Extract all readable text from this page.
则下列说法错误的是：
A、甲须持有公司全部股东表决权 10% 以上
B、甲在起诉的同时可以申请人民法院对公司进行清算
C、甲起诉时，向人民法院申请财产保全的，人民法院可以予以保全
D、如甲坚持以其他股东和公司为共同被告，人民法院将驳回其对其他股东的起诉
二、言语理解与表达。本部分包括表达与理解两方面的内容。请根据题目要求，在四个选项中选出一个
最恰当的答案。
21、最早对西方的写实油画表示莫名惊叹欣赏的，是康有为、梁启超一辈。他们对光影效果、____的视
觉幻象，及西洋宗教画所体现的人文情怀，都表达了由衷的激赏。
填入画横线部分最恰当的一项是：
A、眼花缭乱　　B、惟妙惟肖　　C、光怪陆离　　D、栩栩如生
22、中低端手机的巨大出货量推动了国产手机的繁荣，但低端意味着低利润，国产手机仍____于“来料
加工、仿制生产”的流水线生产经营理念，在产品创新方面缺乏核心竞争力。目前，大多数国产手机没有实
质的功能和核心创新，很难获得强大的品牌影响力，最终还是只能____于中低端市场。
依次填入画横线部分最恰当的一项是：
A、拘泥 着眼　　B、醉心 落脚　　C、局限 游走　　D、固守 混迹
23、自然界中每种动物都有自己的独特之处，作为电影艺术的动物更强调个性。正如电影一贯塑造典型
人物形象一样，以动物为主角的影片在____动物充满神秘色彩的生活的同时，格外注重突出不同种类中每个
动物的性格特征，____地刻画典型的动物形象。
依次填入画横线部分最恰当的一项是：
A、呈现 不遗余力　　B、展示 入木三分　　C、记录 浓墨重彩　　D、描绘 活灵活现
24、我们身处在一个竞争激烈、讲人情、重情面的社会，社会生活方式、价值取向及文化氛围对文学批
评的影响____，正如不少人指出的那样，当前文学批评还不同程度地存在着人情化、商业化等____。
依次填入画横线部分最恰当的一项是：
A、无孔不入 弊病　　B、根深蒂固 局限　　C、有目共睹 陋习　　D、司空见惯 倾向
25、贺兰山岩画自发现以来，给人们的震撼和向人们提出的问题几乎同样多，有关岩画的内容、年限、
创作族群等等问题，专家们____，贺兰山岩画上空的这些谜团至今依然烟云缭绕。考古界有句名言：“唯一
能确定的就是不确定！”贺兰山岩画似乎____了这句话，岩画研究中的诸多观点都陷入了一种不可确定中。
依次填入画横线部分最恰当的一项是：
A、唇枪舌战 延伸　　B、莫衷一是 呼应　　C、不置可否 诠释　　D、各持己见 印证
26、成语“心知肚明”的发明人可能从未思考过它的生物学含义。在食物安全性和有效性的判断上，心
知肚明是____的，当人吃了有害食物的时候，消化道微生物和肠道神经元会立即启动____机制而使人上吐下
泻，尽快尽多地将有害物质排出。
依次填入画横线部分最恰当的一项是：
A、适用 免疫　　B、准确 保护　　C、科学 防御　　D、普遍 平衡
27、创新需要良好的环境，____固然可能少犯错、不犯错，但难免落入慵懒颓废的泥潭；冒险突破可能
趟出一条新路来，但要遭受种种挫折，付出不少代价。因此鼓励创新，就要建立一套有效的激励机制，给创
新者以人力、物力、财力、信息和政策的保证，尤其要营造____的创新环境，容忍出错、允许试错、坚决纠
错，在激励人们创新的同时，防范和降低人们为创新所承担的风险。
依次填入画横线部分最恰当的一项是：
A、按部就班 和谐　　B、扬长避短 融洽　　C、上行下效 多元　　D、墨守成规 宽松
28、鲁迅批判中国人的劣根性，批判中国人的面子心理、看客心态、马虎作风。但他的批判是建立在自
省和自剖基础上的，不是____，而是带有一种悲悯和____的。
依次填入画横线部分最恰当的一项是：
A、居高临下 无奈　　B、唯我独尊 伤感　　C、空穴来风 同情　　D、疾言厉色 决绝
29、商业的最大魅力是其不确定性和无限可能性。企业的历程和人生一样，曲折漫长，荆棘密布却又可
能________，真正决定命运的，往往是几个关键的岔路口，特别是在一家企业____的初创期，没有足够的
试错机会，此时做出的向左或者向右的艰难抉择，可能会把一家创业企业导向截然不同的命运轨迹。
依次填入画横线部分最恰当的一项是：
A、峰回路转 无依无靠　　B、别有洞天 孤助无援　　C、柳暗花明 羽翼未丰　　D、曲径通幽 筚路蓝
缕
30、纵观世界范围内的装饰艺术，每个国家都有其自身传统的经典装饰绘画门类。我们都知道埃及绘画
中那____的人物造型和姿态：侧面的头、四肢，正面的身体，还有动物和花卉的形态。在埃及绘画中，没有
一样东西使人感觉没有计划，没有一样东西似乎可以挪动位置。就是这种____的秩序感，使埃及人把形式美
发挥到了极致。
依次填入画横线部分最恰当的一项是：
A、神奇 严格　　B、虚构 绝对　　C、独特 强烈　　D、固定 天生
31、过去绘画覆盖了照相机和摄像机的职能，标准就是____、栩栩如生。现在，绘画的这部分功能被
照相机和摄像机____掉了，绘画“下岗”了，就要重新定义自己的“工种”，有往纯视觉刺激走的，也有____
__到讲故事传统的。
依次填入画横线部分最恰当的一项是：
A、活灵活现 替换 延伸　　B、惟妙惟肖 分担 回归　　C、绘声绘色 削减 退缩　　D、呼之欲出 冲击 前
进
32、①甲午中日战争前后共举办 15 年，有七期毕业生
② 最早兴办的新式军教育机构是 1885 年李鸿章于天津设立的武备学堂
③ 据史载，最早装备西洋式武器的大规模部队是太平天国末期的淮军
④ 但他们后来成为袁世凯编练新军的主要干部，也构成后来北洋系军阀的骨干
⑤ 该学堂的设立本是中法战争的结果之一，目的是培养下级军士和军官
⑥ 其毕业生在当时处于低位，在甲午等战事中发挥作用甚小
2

________

* The problem:
Return the whole listing exactly.

* Response:
Extract all readable text from this page.
则下列说法错误的是：
A、甲须持有公司全部股东表决权 10% 以上
B、甲在起诉的同时可以申请人民法院对公司进行清算
C、甲起诉时，向人民法院申请财产保全的，人民法院可以予以保全
D、如甲坚持以其他股东和公司为共同被告，人民法院将驳回其对其他股东的起诉
二、言语理解与表达。本部分包括表达与理解两方面的内容。请根据题目要求，在四个选项中选出一个
最恰当的答案。
21、最早对西方的写实油画表示莫名惊叹欣赏的，是康有为、梁启超一辈。他们对光影效果、____的视
觉幻象，及西洋宗教画所体现的人文情怀，都表达了由衷的激赏。
填入画横线部分最恰当的一项是：
A、眼花缭乱　　B、惟妙惟肖　　C、光怪陆离　　D、栩栩如生
22、中低端手机的巨大出货量推动了国产手机的繁荣，但低端意味着低利润，国产手机仍____于“来料
加工、仿制生产”的流水线生产经营理念，在产品创新方面缺乏核心竞争力。目前，大多数国产手机没有实
质的功能和核心创新，很难获得强大的品牌影响力，最终还是只能____于中低端市场。
依次填入画横线部分最恰当的一项是：
A、拘泥 着眼　　B、醉心 落脚　　C、局限 游走　　D、固守 混迹
23、自然界中每种动物都有自己的独特之处，作为电影艺术的动物更强调个性。正如电影一贯塑造典型
人物形象一样，以动物为主角的影片在____动物充满神秘色彩的生活的同时，格外注重突出不同种类中每个
动物的性格特征，____地刻画典型的动物形象。
依次填入画横线部分最恰当的一项是：
A、呈现 不遗余力　　B、展示 入木三分　　C、记录 浓墨重彩　　D、描绘 活灵活现
24、我们身处在一个竞争激烈、讲人情、重情面的社会，社会生活方式、价值取向及文化氛围对文学批
评的影响____，正如不少人指出的那样，当前文学批评还不同程度地存在着人情化、商业化等____。
依次填入画横线部分最恰当的一项是：
A、无孔不入 弊病　　B、根深蒂固 局限　　C、有目共睹 陋习　　D、司空见惯 倾向
25、贺兰山岩画自发现以来，给人们的震撼和向人们提出的问题几乎同样多，有关岩画的内容、年限、
创作族群等等问题，专家们____，贺兰山岩画上空的这些谜团至今依然烟云缭绕。考古界有句名言：“唯一
能确定的就是不确定！”贺兰山岩画似乎____了这句话，岩画研究中的诸多观点都陷入了一种不可确定中。
依次填入画横线部分最恰当的一项是：
A、唇枪舌战 延伸　　B、莫衷一是 呼应　　C、不置可否 诠释　　D、各持己见 印证
26、成语“心知肚明”的发明人可能从未思考过它的生物学含义。在食物安全性和有效性的判断上，心
知肚明是____的，当人吃了有害食物的时候，消化道微生物和肠道神经元会立即启动____机制而使人上吐下
泻，尽快尽多地将有害物质排出。
依次填入画横线部分最恰当的一项是：
A、适用 免疫　　B、准确 保护　　C、科学 防御　　D、普遍 平衡
27、创新需要良好的环境，____固然可能少犯错、不犯错，但难免落入慵懒颓废的泥潭；冒险突破可能
趟出一条新路来，但要遭受种种挫折，付出不少代价。因此鼓励创新，就要建立一套有效的激励机制，给创
新者以人力、物力、财力、信息和政策的保证，尤其要营造____的创新环境，容忍出错、允许试错、坚决纠
错，在激励人们创新的同时，防范和降低人们为创新所承担的风险。
依次填入画横线部分最恰当的一项是：
A、按部就班 和谐　　B、扬长避短 融洽　　C、上行下效 多元　　D、墨守成规 宽松
28、鲁迅批判中国人的劣根性，批判中国人的面子心理、看客心态、马虎作风。但他的批判是建立在自
省和自剖基础上的，不是____，而是带有一种悲悯和____的。
依次填入画横线部分最恰当的一项是：
A、居高临下 无奈　　B、唯我独尊 伤感　　C、空穴来风 同情　　D、疾言厉色 决绝
29、商业的最大魅力是其不确定性和无限可能性。企业的历程和人生一样，曲折漫长，荆棘密布却又可
能________，真正决定命运的，往往是几个关键的岔路口，特别是在一家企业____的初创期，没有足够的
试错机会，此时做出的向左或者向右的艰难抉择，可能会把一家创业企业导向截然不同的命运轨迹。
依次填入画横线部分最恰当的一项是：
A、峰回路转 无依无靠　　B、别有洞天 孤助无援　　C、柳暗花明 羽翼未丰　　D、曲径通幽 筚路蓝
缕
30、纵观世界范围内的装饰艺术，每个国家都有其自身传统的经典装饰绘画门类。我们都知道埃及绘画
中那____的人物造型和姿态：侧面的头、四肢，正面的身体，还有动物和花卉的形态。在埃及绘画中，没有
一样东西使人感觉没有计划，没有一样东西似乎可以挪动位置。就是这种____的秩序感，使埃及人把形式美
发挥到了极致。
依次填入画横线部分最恰当的一项是：
A、神奇 严格　　B、虚构 绝对　　C、独特 强烈　　D、固定 天生
31、过去绘画覆盖了照相机和摄像机的职能，标准就是____、栩栩如生。现在，绘画的这部分功能被
照相机和摄像机____掉了，绘画“下岗”了，就要重新定义自己的“工种”，有往纯视觉刺激走的，也有____
__到讲故事传统的。
依次填入画横线部分最恰当的一项是：
A、活灵活现 替换 延伸　　B、惟妙惟肖 分担 回归　　C、绘声绘色 削减 退缩　　D、呼之欲出 冲击 前
进
32、①甲午中日战争前后共举办 15 年，有七期毕业生
② 最早兴办的新式军教育机构是 1885 年李鸿章于天津设立的武备学堂
③ 据史载，最早装备西洋式武器的大规模部队是太平天国末期的淮军
④ 但他们后来成为袁世凯编练新军的主要干部，也构成后来北洋系军阀的骨干
⑤ 该学堂的设立本是中法战争的结果之一，目的是培养下级军士和军官
⑥ 其毕业生在当时处于低位，在甲午等战事中发挥作用甚小
2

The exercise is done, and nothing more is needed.